DATA SHOWN —
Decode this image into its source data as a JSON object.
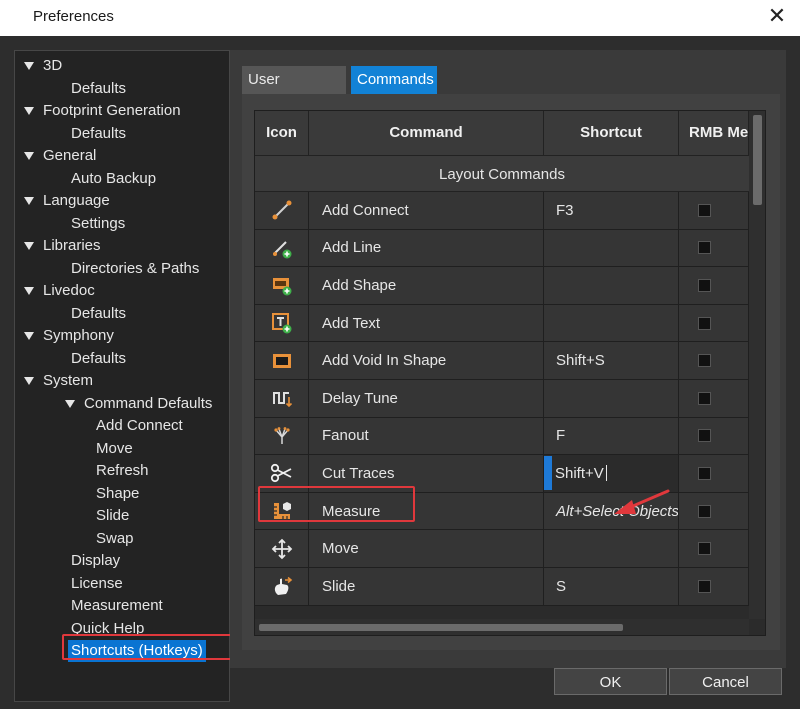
{
  "window": {
    "title": "Preferences",
    "close_glyph": "✕"
  },
  "tree": [
    {
      "label": "3D",
      "level": 0,
      "expanded": true
    },
    {
      "label": "Defaults",
      "level": 1
    },
    {
      "label": "Footprint Generation",
      "level": 0,
      "expanded": true
    },
    {
      "label": "Defaults",
      "level": 1
    },
    {
      "label": "General",
      "level": 0,
      "expanded": true
    },
    {
      "label": "Auto Backup",
      "level": 1
    },
    {
      "label": "Language",
      "level": 0,
      "expanded": true
    },
    {
      "label": "Settings",
      "level": 1
    },
    {
      "label": "Libraries",
      "level": 0,
      "expanded": true
    },
    {
      "label": "Directories & Paths",
      "level": 1
    },
    {
      "label": "Livedoc",
      "level": 0,
      "expanded": true
    },
    {
      "label": "Defaults",
      "level": 1
    },
    {
      "label": "Symphony",
      "level": 0,
      "expanded": true
    },
    {
      "label": "Defaults",
      "level": 1
    },
    {
      "label": "System",
      "level": 0,
      "expanded": true
    },
    {
      "label": "Command Defaults",
      "level": 1,
      "expanded": true
    },
    {
      "label": "Add Connect",
      "level": 2
    },
    {
      "label": "Move",
      "level": 2
    },
    {
      "label": "Refresh",
      "level": 2
    },
    {
      "label": "Shape",
      "level": 2
    },
    {
      "label": "Slide",
      "level": 2
    },
    {
      "label": "Swap",
      "level": 2
    },
    {
      "label": "Display",
      "level": 1
    },
    {
      "label": "License",
      "level": 1
    },
    {
      "label": "Measurement",
      "level": 1
    },
    {
      "label": "Quick Help",
      "level": 1
    },
    {
      "label": "Shortcuts (Hotkeys)",
      "level": 1,
      "selected": true
    }
  ],
  "tabs": {
    "user_interface": "User Interface",
    "commands": "Commands"
  },
  "table": {
    "columns": [
      "Icon",
      "Command",
      "Shortcut",
      "RMB Me"
    ],
    "group": "Layout Commands",
    "rows": [
      {
        "icon": "add-connect-icon",
        "command": "Add Connect",
        "shortcut": "F3"
      },
      {
        "icon": "add-line-icon",
        "command": "Add Line",
        "shortcut": ""
      },
      {
        "icon": "add-shape-icon",
        "command": "Add Shape",
        "shortcut": ""
      },
      {
        "icon": "add-text-icon",
        "command": "Add Text",
        "shortcut": ""
      },
      {
        "icon": "add-void-icon",
        "command": "Add Void In Shape",
        "shortcut": "Shift+S"
      },
      {
        "icon": "delay-tune-icon",
        "command": "Delay Tune",
        "shortcut": ""
      },
      {
        "icon": "fanout-icon",
        "command": "Fanout",
        "shortcut": "F"
      },
      {
        "icon": "scissors-icon",
        "command": "Cut Traces",
        "shortcut": "Shift+V",
        "editing": true
      },
      {
        "icon": "measure-icon",
        "command": "Measure",
        "shortcut": "Alt+Select Objects",
        "italic": true
      },
      {
        "icon": "move-icon",
        "command": "Move",
        "shortcut": ""
      },
      {
        "icon": "slide-icon",
        "command": "Slide",
        "shortcut": "S"
      }
    ]
  },
  "buttons": {
    "ok": "OK",
    "cancel": "Cancel"
  },
  "colors": {
    "accent": "#1282d6",
    "highlight_box": "#e0383c",
    "icon_orange": "#e8913a",
    "icon_green": "#3fb04a"
  }
}
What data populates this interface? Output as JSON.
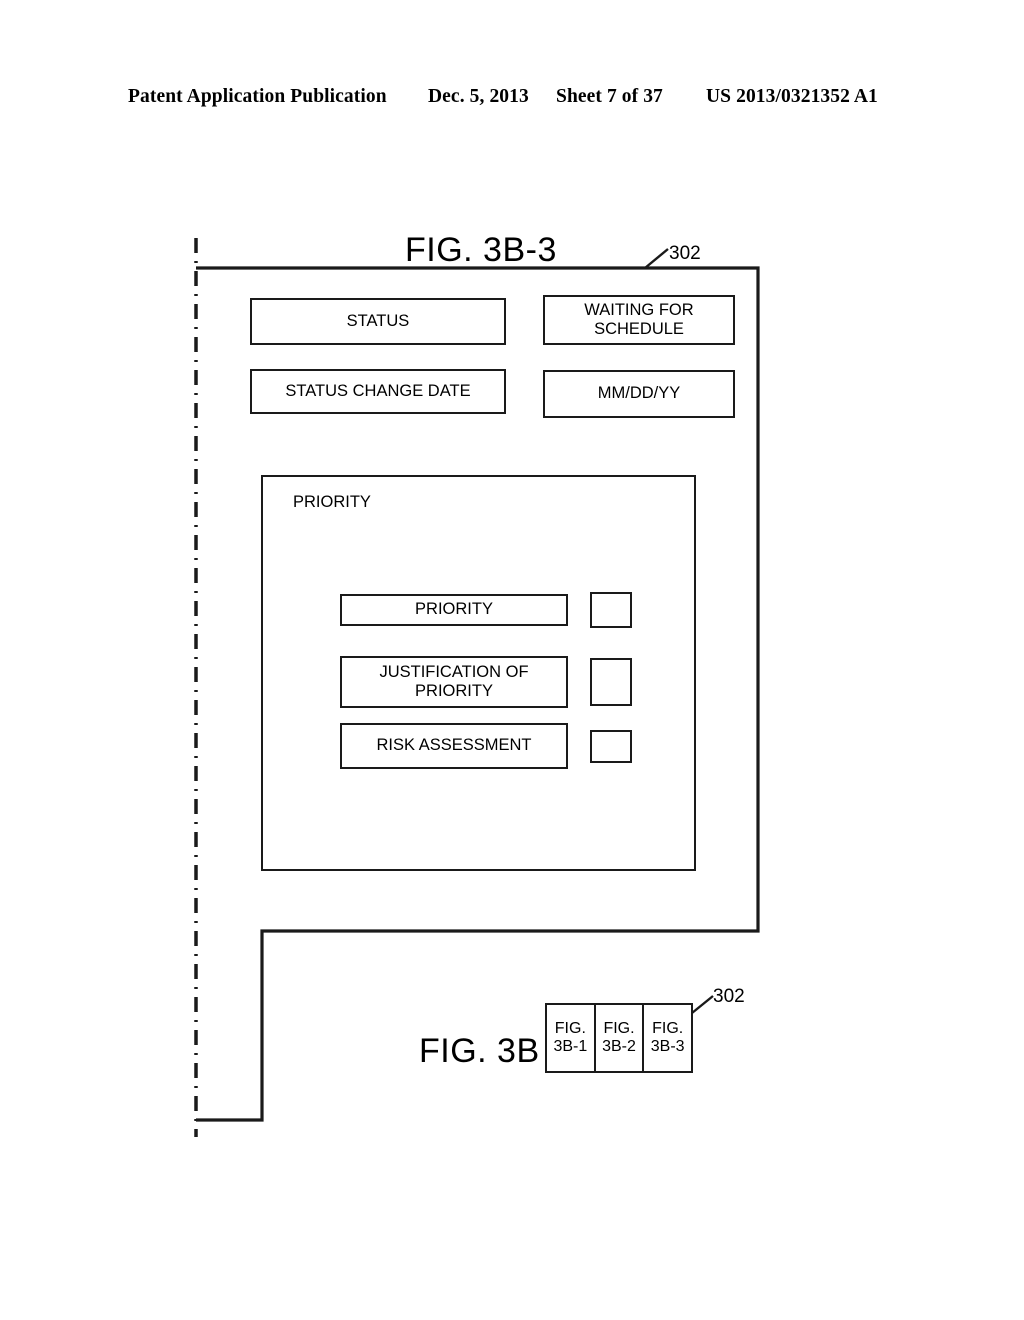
{
  "page_header": {
    "publication": "Patent Application Publication",
    "date": "Dec. 5, 2013",
    "sheet": "Sheet 7 of 37",
    "patent_number": "US 2013/0321352 A1"
  },
  "figure": {
    "title": "FIG. 3B-3",
    "reference_numeral": "302",
    "rows": [
      {
        "label": "STATUS",
        "value": "WAITING FOR SCHEDULE"
      },
      {
        "label": "STATUS CHANGE DATE",
        "value": "MM/DD/YY"
      }
    ],
    "priority_group": {
      "label": "PRIORITY",
      "items": [
        {
          "label": "PRIORITY",
          "value": ""
        },
        {
          "label": "JUSTIFICATION OF PRIORITY",
          "value": ""
        },
        {
          "label": "RISK ASSESSMENT",
          "value": ""
        }
      ]
    }
  },
  "key": {
    "title": "FIG. 3B",
    "reference_numeral": "302",
    "cells": [
      {
        "line1": "FIG.",
        "line2": "3B-1"
      },
      {
        "line1": "FIG.",
        "line2": "3B-2"
      },
      {
        "line1": "FIG.",
        "line2": "3B-3"
      }
    ]
  },
  "colors": {
    "ink": "#1a1a1a",
    "paper": "#ffffff"
  }
}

GOAL — Pictures are to be left out; all else in the entries above is to be quoted exactly.

FINAL RESULT —
Decode this image into its source data as a JSON object.
{
  "window": {
    "title": "Preferences",
    "close_glyph": "✕"
  },
  "tree": [
    {
      "label": "3D",
      "level": 0,
      "expanded": true
    },
    {
      "label": "Defaults",
      "level": 1
    },
    {
      "label": "Footprint Generation",
      "level": 0,
      "expanded": true
    },
    {
      "label": "Defaults",
      "level": 1
    },
    {
      "label": "General",
      "level": 0,
      "expanded": true
    },
    {
      "label": "Auto Backup",
      "level": 1
    },
    {
      "label": "Language",
      "level": 0,
      "expanded": true
    },
    {
      "label": "Settings",
      "level": 1
    },
    {
      "label": "Libraries",
      "level": 0,
      "expanded": true
    },
    {
      "label": "Directories & Paths",
      "level": 1
    },
    {
      "label": "Livedoc",
      "level": 0,
      "expanded": true
    },
    {
      "label": "Defaults",
      "level": 1
    },
    {
      "label": "Symphony",
      "level": 0,
      "expanded": true
    },
    {
      "label": "Defaults",
      "level": 1
    },
    {
      "label": "System",
      "level": 0,
      "expanded": true
    },
    {
      "label": "Command Defaults",
      "level": 1,
      "expanded": true
    },
    {
      "label": "Add Connect",
      "level": 2
    },
    {
      "label": "Move",
      "level": 2
    },
    {
      "label": "Refresh",
      "level": 2
    },
    {
      "label": "Shape",
      "level": 2
    },
    {
      "label": "Slide",
      "level": 2
    },
    {
      "label": "Swap",
      "level": 2
    },
    {
      "label": "Display",
      "level": 1
    },
    {
      "label": "License",
      "level": 1
    },
    {
      "label": "Measurement",
      "level": 1
    },
    {
      "label": "Quick Help",
      "level": 1
    },
    {
      "label": "Shortcuts (Hotkeys)",
      "level": 1,
      "selected": true
    }
  ],
  "tabs": {
    "user_interface": "User Interface",
    "commands": "Commands"
  },
  "table": {
    "columns": [
      "Icon",
      "Command",
      "Shortcut",
      "RMB Me"
    ],
    "group": "Layout Commands",
    "rows": [
      {
        "icon": "add-connect-icon",
        "command": "Add Connect",
        "shortcut": "F3"
      },
      {
        "icon": "add-line-icon",
        "command": "Add Line",
        "shortcut": ""
      },
      {
        "icon": "add-shape-icon",
        "command": "Add Shape",
        "shortcut": ""
      },
      {
        "icon": "add-text-icon",
        "command": "Add Text",
        "shortcut": ""
      },
      {
        "icon": "add-void-icon",
        "command": "Add Void In Shape",
        "shortcut": "Shift+S"
      },
      {
        "icon": "delay-tune-icon",
        "command": "Delay Tune",
        "shortcut": ""
      },
      {
        "icon": "fanout-icon",
        "command": "Fanout",
        "shortcut": "F"
      },
      {
        "icon": "scissors-icon",
        "command": "Cut Traces",
        "shortcut": "Shift+V",
        "editing": true
      },
      {
        "icon": "measure-icon",
        "command": "Measure",
        "shortcut": "Alt+Select Objects",
        "italic": true
      },
      {
        "icon": "move-icon",
        "command": "Move",
        "shortcut": ""
      },
      {
        "icon": "slide-icon",
        "command": "Slide",
        "shortcut": "S"
      }
    ]
  },
  "buttons": {
    "ok": "OK",
    "cancel": "Cancel"
  },
  "colors": {
    "accent": "#1282d6",
    "highlight_box": "#e0383c",
    "icon_orange": "#e8913a",
    "icon_green": "#3fb04a"
  }
}
What data populates this interface? Output as JSON.
{
  "page_header": {
    "publication": "Patent Application Publication",
    "date": "Dec. 5, 2013",
    "sheet": "Sheet 7 of 37",
    "patent_number": "US 2013/0321352 A1"
  },
  "figure": {
    "title": "FIG. 3B-3",
    "reference_numeral": "302",
    "rows": [
      {
        "label": "STATUS",
        "value": "WAITING FOR SCHEDULE"
      },
      {
        "label": "STATUS CHANGE DATE",
        "value": "MM/DD/YY"
      }
    ],
    "priority_group": {
      "label": "PRIORITY",
      "items": [
        {
          "label": "PRIORITY",
          "value": ""
        },
        {
          "label": "JUSTIFICATION OF PRIORITY",
          "value": ""
        },
        {
          "label": "RISK ASSESSMENT",
          "value": ""
        }
      ]
    }
  },
  "key": {
    "title": "FIG. 3B",
    "reference_numeral": "302",
    "cells": [
      {
        "line1": "FIG.",
        "line2": "3B-1"
      },
      {
        "line1": "FIG.",
        "line2": "3B-2"
      },
      {
        "line1": "FIG.",
        "line2": "3B-3"
      }
    ]
  },
  "colors": {
    "ink": "#1a1a1a",
    "paper": "#ffffff"
  }
}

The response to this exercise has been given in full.